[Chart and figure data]
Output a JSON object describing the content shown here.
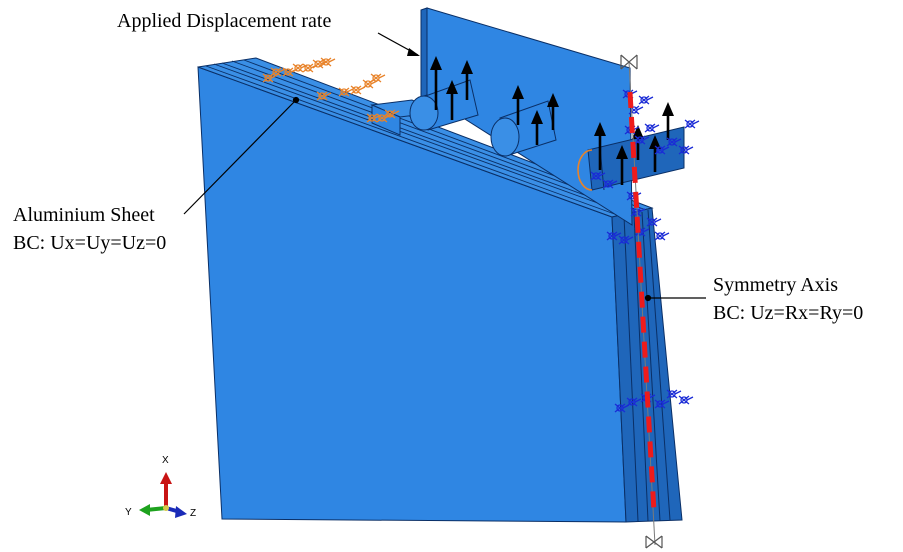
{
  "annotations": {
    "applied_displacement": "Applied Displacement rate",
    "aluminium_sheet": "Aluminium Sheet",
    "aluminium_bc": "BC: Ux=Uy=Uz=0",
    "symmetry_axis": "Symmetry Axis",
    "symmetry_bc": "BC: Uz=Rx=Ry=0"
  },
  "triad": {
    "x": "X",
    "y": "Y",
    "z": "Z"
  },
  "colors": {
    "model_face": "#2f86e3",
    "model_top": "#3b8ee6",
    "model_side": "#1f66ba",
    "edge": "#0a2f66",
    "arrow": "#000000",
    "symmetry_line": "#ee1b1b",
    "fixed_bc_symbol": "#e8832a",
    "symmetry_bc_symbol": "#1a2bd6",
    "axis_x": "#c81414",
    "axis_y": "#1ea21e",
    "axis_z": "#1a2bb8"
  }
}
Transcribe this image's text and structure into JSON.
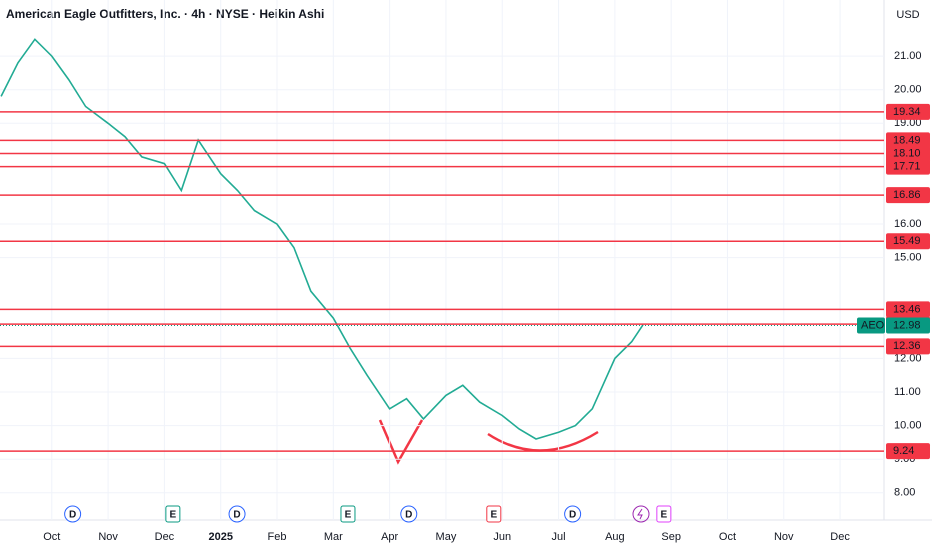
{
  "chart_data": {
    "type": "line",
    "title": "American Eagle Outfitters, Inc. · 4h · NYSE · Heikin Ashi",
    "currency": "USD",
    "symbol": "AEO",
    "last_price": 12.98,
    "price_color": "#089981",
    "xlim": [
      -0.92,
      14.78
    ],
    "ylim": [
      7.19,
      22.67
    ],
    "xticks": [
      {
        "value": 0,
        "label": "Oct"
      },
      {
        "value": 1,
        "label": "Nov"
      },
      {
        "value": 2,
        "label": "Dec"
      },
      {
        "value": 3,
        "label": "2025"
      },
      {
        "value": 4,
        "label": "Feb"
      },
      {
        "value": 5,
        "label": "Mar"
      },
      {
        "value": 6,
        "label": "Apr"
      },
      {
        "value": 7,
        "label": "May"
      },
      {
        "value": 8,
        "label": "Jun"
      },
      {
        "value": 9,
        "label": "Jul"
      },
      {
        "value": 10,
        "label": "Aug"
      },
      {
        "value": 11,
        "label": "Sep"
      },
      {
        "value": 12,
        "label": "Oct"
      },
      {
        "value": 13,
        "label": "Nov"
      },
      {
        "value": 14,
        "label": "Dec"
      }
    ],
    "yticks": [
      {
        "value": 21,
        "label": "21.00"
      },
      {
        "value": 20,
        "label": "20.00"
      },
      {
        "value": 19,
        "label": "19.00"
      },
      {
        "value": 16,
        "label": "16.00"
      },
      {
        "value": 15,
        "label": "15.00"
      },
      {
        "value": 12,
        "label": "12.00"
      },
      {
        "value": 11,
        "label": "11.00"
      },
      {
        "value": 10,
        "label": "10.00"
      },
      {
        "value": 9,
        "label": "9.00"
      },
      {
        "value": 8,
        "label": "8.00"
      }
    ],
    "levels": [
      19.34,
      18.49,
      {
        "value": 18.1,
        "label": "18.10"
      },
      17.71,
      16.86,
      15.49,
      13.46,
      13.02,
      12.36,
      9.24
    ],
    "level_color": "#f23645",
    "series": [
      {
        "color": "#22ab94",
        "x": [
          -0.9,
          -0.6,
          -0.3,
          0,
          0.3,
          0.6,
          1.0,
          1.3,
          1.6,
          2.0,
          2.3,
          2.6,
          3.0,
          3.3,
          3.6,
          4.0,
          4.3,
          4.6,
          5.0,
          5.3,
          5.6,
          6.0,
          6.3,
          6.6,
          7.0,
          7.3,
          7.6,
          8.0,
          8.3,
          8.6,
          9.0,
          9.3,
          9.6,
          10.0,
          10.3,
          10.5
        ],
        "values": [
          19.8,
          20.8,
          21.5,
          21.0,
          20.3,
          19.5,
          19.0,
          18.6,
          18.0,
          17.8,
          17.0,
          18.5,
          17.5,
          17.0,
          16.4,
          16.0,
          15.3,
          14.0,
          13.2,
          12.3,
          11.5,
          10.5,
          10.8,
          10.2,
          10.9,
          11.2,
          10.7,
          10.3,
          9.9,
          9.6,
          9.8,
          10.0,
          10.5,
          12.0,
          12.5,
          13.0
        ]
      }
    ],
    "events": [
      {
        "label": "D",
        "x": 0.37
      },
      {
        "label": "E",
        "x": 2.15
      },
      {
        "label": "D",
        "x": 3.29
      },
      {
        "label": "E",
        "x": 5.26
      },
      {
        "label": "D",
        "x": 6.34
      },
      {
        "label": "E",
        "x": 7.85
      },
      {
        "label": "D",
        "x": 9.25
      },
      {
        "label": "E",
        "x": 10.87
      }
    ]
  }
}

**Work to complete**
The records above are to be restated exactly, without their pictures.

**The answer**
Output a JSON object describing the content shown here.
{
  "annotations": {
    "applied_displacement": "Applied Displacement rate",
    "aluminium_sheet": "Aluminium Sheet",
    "aluminium_bc": "BC: Ux=Uy=Uz=0",
    "symmetry_axis": "Symmetry Axis",
    "symmetry_bc": "BC: Uz=Rx=Ry=0"
  },
  "triad": {
    "x": "X",
    "y": "Y",
    "z": "Z"
  },
  "colors": {
    "model_face": "#2f86e3",
    "model_top": "#3b8ee6",
    "model_side": "#1f66ba",
    "edge": "#0a2f66",
    "arrow": "#000000",
    "symmetry_line": "#ee1b1b",
    "fixed_bc_symbol": "#e8832a",
    "symmetry_bc_symbol": "#1a2bd6",
    "axis_x": "#c81414",
    "axis_y": "#1ea21e",
    "axis_z": "#1a2bb8"
  }
}
Transcribe this image's text and structure into JSON.
{
  "chart_data": {
    "type": "line",
    "title": "American Eagle Outfitters, Inc. · 4h · NYSE · Heikin Ashi",
    "currency": "USD",
    "symbol": "AEO",
    "last_price": 12.98,
    "price_color": "#089981",
    "xlim": [
      -0.92,
      14.78
    ],
    "ylim": [
      7.19,
      22.67
    ],
    "xticks": [
      {
        "value": 0,
        "label": "Oct"
      },
      {
        "value": 1,
        "label": "Nov"
      },
      {
        "value": 2,
        "label": "Dec"
      },
      {
        "value": 3,
        "label": "2025"
      },
      {
        "value": 4,
        "label": "Feb"
      },
      {
        "value": 5,
        "label": "Mar"
      },
      {
        "value": 6,
        "label": "Apr"
      },
      {
        "value": 7,
        "label": "May"
      },
      {
        "value": 8,
        "label": "Jun"
      },
      {
        "value": 9,
        "label": "Jul"
      },
      {
        "value": 10,
        "label": "Aug"
      },
      {
        "value": 11,
        "label": "Sep"
      },
      {
        "value": 12,
        "label": "Oct"
      },
      {
        "value": 13,
        "label": "Nov"
      },
      {
        "value": 14,
        "label": "Dec"
      }
    ],
    "yticks": [
      {
        "value": 21,
        "label": "21.00"
      },
      {
        "value": 20,
        "label": "20.00"
      },
      {
        "value": 19,
        "label": "19.00"
      },
      {
        "value": 16,
        "label": "16.00"
      },
      {
        "value": 15,
        "label": "15.00"
      },
      {
        "value": 12,
        "label": "12.00"
      },
      {
        "value": 11,
        "label": "11.00"
      },
      {
        "value": 10,
        "label": "10.00"
      },
      {
        "value": 9,
        "label": "9.00"
      },
      {
        "value": 8,
        "label": "8.00"
      }
    ],
    "levels": [
      19.34,
      18.49,
      {
        "value": 18.1,
        "label": "18.10"
      },
      17.71,
      16.86,
      15.49,
      13.46,
      13.02,
      12.36,
      9.24
    ],
    "level_color": "#f23645",
    "series": [
      {
        "color": "#22ab94",
        "x": [
          -0.9,
          -0.6,
          -0.3,
          0,
          0.3,
          0.6,
          1.0,
          1.3,
          1.6,
          2.0,
          2.3,
          2.6,
          3.0,
          3.3,
          3.6,
          4.0,
          4.3,
          4.6,
          5.0,
          5.3,
          5.6,
          6.0,
          6.3,
          6.6,
          7.0,
          7.3,
          7.6,
          8.0,
          8.3,
          8.6,
          9.0,
          9.3,
          9.6,
          10.0,
          10.3,
          10.5
        ],
        "values": [
          19.8,
          20.8,
          21.5,
          21.0,
          20.3,
          19.5,
          19.0,
          18.6,
          18.0,
          17.8,
          17.0,
          18.5,
          17.5,
          17.0,
          16.4,
          16.0,
          15.3,
          14.0,
          13.2,
          12.3,
          11.5,
          10.5,
          10.8,
          10.2,
          10.9,
          11.2,
          10.7,
          10.3,
          9.9,
          9.6,
          9.8,
          10.0,
          10.5,
          12.0,
          12.5,
          13.0
        ]
      }
    ],
    "events": [
      {
        "label": "D",
        "x": 0.37
      },
      {
        "label": "E",
        "x": 2.15
      },
      {
        "label": "D",
        "x": 3.29
      },
      {
        "label": "E",
        "x": 5.26
      },
      {
        "label": "D",
        "x": 6.34
      },
      {
        "label": "E",
        "x": 7.85
      },
      {
        "label": "D",
        "x": 9.25
      },
      {
        "label": "E",
        "x": 10.87
      }
    ]
  }
}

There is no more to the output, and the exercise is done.